— start of Dataset extract —
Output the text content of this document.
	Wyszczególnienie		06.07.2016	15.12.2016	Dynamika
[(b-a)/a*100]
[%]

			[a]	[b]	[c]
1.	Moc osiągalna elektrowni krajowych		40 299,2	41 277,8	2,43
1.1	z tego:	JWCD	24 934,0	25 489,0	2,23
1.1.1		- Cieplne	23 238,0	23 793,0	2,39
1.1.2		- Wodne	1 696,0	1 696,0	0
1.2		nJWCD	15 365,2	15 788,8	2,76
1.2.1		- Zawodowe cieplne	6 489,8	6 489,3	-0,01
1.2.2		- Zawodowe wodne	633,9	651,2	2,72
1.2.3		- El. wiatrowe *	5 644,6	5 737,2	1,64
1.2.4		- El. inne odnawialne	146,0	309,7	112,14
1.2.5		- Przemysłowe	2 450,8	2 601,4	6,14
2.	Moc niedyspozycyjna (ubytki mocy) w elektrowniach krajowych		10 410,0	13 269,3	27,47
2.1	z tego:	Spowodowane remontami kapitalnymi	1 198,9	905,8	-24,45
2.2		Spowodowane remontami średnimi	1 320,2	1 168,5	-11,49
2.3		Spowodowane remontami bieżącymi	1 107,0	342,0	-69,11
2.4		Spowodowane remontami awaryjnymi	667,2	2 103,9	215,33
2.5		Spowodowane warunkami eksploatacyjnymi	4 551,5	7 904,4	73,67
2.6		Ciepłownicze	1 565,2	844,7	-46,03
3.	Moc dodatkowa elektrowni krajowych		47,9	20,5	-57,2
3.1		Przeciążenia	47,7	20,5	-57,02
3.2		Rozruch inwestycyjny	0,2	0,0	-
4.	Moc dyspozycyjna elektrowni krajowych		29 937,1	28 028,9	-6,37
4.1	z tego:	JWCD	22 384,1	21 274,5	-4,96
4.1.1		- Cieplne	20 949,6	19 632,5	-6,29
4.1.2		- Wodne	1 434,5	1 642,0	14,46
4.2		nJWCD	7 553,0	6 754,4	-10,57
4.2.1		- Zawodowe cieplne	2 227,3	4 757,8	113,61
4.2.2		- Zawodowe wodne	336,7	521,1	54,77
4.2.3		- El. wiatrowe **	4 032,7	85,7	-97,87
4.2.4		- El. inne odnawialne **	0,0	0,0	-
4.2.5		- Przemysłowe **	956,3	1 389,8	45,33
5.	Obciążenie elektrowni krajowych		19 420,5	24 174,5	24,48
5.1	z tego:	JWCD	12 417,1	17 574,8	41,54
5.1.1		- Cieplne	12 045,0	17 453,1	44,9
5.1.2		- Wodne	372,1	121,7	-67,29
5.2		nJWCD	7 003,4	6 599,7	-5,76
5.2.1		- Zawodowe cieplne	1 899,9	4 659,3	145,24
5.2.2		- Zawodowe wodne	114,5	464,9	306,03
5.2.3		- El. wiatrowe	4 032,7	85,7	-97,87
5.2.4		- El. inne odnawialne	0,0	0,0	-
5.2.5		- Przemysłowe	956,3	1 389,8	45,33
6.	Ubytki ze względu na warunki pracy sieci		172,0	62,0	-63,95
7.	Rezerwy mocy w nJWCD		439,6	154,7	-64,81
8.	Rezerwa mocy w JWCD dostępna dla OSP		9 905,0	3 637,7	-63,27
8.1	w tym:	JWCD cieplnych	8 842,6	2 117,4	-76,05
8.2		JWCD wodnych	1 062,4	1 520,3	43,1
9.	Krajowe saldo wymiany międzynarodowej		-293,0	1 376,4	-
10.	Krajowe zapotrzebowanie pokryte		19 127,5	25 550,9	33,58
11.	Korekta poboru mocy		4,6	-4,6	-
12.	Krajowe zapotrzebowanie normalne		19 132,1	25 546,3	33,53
— end of Dataset extract —
Transcribe all of the material exactly. Omit nothing.

**Output below**
Output the text content of this document.
	Wyszczególnienie		06.07.2016	15.12.2016	Dynamika
[(b-a)/a*100]
[%]

			[a]	[b]	[c]
1.	Moc osiągalna elektrowni krajowych		40 299,2	41 277,8	2,43
1.1	z tego:	JWCD	24 934,0	25 489,0	2,23
1.1.1		- Cieplne	23 238,0	23 793,0	2,39
1.1.2		- Wodne	1 696,0	1 696,0	0
1.2		nJWCD	15 365,2	15 788,8	2,76
1.2.1		- Zawodowe cieplne	6 489,8	6 489,3	-0,01
1.2.2		- Zawodowe wodne	633,9	651,2	2,72
1.2.3		- El. wiatrowe *	5 644,6	5 737,2	1,64
1.2.4		- El. inne odnawialne	146,0	309,7	112,14
1.2.5		- Przemysłowe	2 450,8	2 601,4	6,14
2.	Moc niedyspozycyjna (ubytki mocy) w elektrowniach krajowych		10 410,0	13 269,3	27,47
2.1	z tego:	Spowodowane remontami kapitalnymi	1 198,9	905,8	-24,45
2.2		Spowodowane remontami średnimi	1 320,2	1 168,5	-11,49
2.3		Spowodowane remontami bieżącymi	1 107,0	342,0	-69,11
2.4		Spowodowane remontami awaryjnymi	667,2	2 103,9	215,33
2.5		Spowodowane warunkami eksploatacyjnymi	4 551,5	7 904,4	73,67
2.6		Ciepłownicze	1 565,2	844,7	-46,03
3.	Moc dodatkowa elektrowni krajowych		47,9	20,5	-57,2
3.1		Przeciążenia	47,7	20,5	-57,02
3.2		Rozruch inwestycyjny	0,2	0,0	-
4.	Moc dyspozycyjna elektrowni krajowych		29 937,1	28 028,9	-6,37
4.1	z tego:	JWCD	22 384,1	21 274,5	-4,96
4.1.1		- Cieplne	20 949,6	19 632,5	-6,29
4.1.2		- Wodne	1 434,5	1 642,0	14,46
4.2		nJWCD	7 553,0	6 754,4	-10,57
4.2.1		- Zawodowe cieplne	2 227,3	4 757,8	113,61
4.2.2		- Zawodowe wodne	336,7	521,1	54,77
4.2.3		- El. wiatrowe **	4 032,7	85,7	-97,87
4.2.4		- El. inne odnawialne **	0,0	0,0	-
4.2.5		- Przemysłowe **	956,3	1 389,8	45,33
5.	Obciążenie elektrowni krajowych		19 420,5	24 174,5	24,48
5.1	z tego:	JWCD	12 417,1	17 574,8	41,54
5.1.1		- Cieplne	12 045,0	17 453,1	44,9
5.1.2		- Wodne	372,1	121,7	-67,29
5.2		nJWCD	7 003,4	6 599,7	-5,76
5.2.1		- Zawodowe cieplne	1 899,9	4 659,3	145,24
5.2.2		- Zawodowe wodne	114,5	464,9	306,03
5.2.3		- El. wiatrowe	4 032,7	85,7	-97,87
5.2.4		- El. inne odnawialne	0,0	0,0	-
5.2.5		- Przemysłowe	956,3	1 389,8	45,33
6.	Ubytki ze względu na warunki pracy sieci		172,0	62,0	-63,95
7.	Rezerwy mocy w nJWCD		439,6	154,7	-64,81
8.	Rezerwa mocy w JWCD dostępna dla OSP		9 905,0	3 637,7	-63,27
8.1	w tym:	JWCD cieplnych	8 842,6	2 117,4	-76,05
8.2		JWCD wodnych	1 062,4	1 520,3	43,1
9.	Krajowe saldo wymiany międzynarodowej		-293,0	1 376,4	-
10.	Krajowe zapotrzebowanie pokryte		19 127,5	25 550,9	33,58
11.	Korekta poboru mocy		4,6	-4,6	-
12.	Krajowe zapotrzebowanie normalne		19 132,1	25 546,3	33,53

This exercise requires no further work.